Continue the essay on natural law, legal positivism, and Joseph's age-gap relationship, picking up after its last sentence.

(Quoted passage)

Natural law suggests that laws are based on inherent moral principles shared by humans. In the context of age gap relationships, if both parties are within the legal age of consent and consenting, Natural law argue that their mutual consent reflects a natural, moral right to pursue happiness and companionship, regardless of age differences.

Legal positivism, on the other hand, emphasises that laws are rules established by the State, and citizens are obliged to follow these laws, irrespective of personal morals or cultural practices. Since our legal system do not specify age gap relationships as an offence, provided both Joseph and his partner are of legal consenting age, their family life relationship with parental consent to marry are legally permissible in British law. Legal positivism requires individuals to adhere to the explicit statutes of their country, which, in this case, do not prohibit relationships based on age differences.

Thus, from both a Natural law perspective, which prioritises inherent moral rights, and a Legal positivism viewpoint, which mandates adherence to the explicit laws of the State, age gap relationships, when involving consenting people within the legal age of consent, are both morally acceptable and legally valid. Individuals, irrespective of their personal or cultural morals, are obliged to respect the national laws of their country, which, in British law, allow for such big age gap relationship between Joseph and his partner legally permissible.

It is by law offensive to the UK legal principle for anyone to criticise the age-gap relationship between Joseph and his partner. Joseph and his partner can sue anyone to court who criticise their age-gap relationship and seek appropriate compensation for injury to feelings, because age-gap relationship is not prescribed as an offence in British law. As a community, we should be conversant with the law so we are not led by prejudice people that would drag the name of a whole community into disrepute contrary to the law we strive to uphold.

Joseph originate from an African cultural practices where men are morally expected to be older than their partner, if not significantly older. The age-gap difference between King Charles and princess Diana is practically within the same category as the age-gap relationship between Joseph and his partner. Are we safe to say that famous people are allowed to engage in big age-gap relationships and marriages, and ordinary people are not? Joseph and his partner have been a victim of bad policing and they require our support to overturn the conviction. As a community, we should not be distracted by our individual personal morals against age gap relationships, because that is immaterial to the essence of this case. We should be wholly concern about the nature of police and CPS ‘Opinion Evidence’ to prosecute and convict anyone based on subjective opinion without any victim allegation and falsification of evidence at court trial.

(End Quoted passage)
(Extracted information)

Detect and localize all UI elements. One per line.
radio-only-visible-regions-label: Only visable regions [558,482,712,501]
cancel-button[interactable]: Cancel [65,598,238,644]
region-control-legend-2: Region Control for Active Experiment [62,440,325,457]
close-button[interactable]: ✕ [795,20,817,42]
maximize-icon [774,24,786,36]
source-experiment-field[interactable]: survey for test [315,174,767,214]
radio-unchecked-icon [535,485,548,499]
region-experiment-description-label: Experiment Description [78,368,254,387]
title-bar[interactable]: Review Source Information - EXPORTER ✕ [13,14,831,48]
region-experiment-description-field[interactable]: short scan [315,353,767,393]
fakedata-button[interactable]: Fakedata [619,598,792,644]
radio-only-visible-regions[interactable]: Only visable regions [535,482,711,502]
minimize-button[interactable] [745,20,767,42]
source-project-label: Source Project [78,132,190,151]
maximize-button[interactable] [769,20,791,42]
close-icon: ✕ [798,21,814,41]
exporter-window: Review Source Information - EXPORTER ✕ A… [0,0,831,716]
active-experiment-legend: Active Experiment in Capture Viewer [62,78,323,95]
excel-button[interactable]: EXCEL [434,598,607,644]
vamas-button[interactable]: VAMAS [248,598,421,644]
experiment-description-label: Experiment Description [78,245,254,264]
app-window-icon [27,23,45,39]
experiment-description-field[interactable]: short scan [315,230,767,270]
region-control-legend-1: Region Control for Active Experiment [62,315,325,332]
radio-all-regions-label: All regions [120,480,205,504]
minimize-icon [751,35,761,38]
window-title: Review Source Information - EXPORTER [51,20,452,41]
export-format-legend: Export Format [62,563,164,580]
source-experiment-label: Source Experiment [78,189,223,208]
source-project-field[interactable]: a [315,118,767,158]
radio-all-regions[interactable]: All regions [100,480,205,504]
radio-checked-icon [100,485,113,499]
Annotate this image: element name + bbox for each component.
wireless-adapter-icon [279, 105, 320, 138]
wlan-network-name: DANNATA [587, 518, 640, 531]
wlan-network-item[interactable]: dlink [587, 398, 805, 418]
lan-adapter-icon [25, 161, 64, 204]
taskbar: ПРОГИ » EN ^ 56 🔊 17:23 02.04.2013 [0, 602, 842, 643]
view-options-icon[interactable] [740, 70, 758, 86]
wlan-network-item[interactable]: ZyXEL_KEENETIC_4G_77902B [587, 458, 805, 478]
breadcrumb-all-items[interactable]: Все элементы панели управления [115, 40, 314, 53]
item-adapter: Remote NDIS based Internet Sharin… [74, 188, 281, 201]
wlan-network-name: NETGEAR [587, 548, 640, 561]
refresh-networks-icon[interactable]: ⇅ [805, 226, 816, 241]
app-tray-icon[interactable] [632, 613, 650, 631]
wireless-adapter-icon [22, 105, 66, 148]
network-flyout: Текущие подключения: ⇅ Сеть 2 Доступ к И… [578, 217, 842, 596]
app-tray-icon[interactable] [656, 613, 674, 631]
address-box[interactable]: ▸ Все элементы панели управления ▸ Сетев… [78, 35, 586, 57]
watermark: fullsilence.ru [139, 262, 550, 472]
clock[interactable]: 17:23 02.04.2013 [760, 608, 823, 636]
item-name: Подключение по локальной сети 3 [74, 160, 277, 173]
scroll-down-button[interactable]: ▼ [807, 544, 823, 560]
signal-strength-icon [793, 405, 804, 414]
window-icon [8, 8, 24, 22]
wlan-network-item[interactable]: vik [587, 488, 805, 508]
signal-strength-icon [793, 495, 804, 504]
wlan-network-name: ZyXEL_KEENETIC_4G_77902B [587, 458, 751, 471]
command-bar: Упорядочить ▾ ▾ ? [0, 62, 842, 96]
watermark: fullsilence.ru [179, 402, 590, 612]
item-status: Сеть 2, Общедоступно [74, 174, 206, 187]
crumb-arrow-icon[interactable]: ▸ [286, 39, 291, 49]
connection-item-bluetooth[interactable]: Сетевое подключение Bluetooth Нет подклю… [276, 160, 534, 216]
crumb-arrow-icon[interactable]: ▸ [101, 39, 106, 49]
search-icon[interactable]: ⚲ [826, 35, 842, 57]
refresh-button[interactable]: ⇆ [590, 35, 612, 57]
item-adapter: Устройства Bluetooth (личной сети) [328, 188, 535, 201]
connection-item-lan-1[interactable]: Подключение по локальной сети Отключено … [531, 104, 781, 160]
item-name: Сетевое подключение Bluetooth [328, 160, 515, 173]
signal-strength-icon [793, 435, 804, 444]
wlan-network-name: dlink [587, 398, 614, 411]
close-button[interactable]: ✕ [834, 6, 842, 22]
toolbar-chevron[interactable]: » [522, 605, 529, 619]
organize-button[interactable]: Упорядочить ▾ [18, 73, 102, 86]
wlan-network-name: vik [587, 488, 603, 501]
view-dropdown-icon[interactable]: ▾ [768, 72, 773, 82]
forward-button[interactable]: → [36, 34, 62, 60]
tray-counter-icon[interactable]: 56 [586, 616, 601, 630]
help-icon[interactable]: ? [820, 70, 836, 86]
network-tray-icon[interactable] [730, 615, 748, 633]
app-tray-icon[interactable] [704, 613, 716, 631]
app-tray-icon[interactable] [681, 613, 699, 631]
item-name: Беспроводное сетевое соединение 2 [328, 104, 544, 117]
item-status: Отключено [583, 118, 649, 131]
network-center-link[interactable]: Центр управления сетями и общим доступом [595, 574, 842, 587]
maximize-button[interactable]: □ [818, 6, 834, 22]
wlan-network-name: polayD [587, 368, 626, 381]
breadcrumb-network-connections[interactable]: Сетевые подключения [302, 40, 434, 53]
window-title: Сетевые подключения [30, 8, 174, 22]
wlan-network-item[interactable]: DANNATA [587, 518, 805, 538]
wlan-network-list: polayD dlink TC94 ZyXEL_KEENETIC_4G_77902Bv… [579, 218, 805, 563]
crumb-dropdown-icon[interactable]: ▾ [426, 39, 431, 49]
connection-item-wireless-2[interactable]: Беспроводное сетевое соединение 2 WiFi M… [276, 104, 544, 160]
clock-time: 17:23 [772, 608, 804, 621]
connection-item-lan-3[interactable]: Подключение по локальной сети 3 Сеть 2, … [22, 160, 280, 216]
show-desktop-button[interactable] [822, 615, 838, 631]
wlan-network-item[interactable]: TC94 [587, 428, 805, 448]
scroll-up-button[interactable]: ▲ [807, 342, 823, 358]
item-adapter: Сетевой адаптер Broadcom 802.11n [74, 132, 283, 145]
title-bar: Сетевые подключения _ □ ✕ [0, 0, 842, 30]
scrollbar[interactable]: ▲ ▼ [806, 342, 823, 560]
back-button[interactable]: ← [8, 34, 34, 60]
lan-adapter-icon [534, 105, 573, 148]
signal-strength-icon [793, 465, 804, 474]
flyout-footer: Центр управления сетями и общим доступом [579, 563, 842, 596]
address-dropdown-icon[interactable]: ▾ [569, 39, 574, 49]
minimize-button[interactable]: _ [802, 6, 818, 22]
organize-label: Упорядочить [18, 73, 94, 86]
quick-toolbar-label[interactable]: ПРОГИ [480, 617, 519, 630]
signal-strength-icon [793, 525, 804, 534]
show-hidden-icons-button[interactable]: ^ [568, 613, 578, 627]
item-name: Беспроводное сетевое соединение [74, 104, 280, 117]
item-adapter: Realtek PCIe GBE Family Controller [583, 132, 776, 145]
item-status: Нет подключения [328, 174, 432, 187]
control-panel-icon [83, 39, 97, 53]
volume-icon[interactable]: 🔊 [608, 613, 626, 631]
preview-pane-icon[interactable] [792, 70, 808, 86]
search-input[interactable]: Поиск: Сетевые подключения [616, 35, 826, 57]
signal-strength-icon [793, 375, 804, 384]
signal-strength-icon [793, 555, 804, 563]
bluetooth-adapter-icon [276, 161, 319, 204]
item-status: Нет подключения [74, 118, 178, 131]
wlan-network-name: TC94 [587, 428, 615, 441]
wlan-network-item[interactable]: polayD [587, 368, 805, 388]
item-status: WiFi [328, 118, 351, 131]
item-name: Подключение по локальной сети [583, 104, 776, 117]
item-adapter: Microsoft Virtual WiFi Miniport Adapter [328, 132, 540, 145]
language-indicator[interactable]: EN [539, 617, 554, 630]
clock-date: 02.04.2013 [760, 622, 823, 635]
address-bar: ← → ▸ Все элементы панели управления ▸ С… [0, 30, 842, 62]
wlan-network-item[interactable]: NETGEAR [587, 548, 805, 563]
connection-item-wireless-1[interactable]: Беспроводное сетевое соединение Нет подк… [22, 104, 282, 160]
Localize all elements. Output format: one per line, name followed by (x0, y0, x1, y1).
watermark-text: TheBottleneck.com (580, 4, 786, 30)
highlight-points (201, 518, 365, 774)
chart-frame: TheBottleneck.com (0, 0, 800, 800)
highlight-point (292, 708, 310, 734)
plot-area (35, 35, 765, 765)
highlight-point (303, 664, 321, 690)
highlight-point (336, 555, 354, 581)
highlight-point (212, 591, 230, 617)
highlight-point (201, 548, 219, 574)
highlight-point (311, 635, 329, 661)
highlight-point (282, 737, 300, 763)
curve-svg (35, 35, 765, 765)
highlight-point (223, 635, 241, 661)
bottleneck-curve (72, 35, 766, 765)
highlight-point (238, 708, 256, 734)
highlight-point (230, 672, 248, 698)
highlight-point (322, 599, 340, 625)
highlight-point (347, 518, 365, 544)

(End Extracted information)

### Answer for the task
As a community, we should be particularly grateful that Joseph had legal experience and was a legal executive and had not lose a case before his prosecution and conviction, which, as we found out was not fully disclosed to Police Donna Hector not until after she falsified evidence against him and sent him to prison. If Joseph was not legally experienced, he would ofcouse lack the legal knowledge to defend himself against his prosecutors. It is particularly important that this conviction does not stand, because it would then be easy for the police to rely on the subjective ‘Opinion Evidence’ of this case as a case-precedent to began to prosecute other people they simply don’t like in society and sent to prison, where the police would no longer require factual evidence to convict or require the court to verdict a criminal case on the well-revered British legal principle of ‘Beyond a Reasonable Doubt’, but simply on the opinion evidence of ‘police say so’ and court jury verdict brought by ‘Balance of probability’. This would be dangerous and a bad legacy to leave to our younger generation. It wouldn’t be long before it all comes home to roost and becomes the convention; where our children and granchildren are ending up in prisons on subjective opinion of police tyranny and a law unto themselves.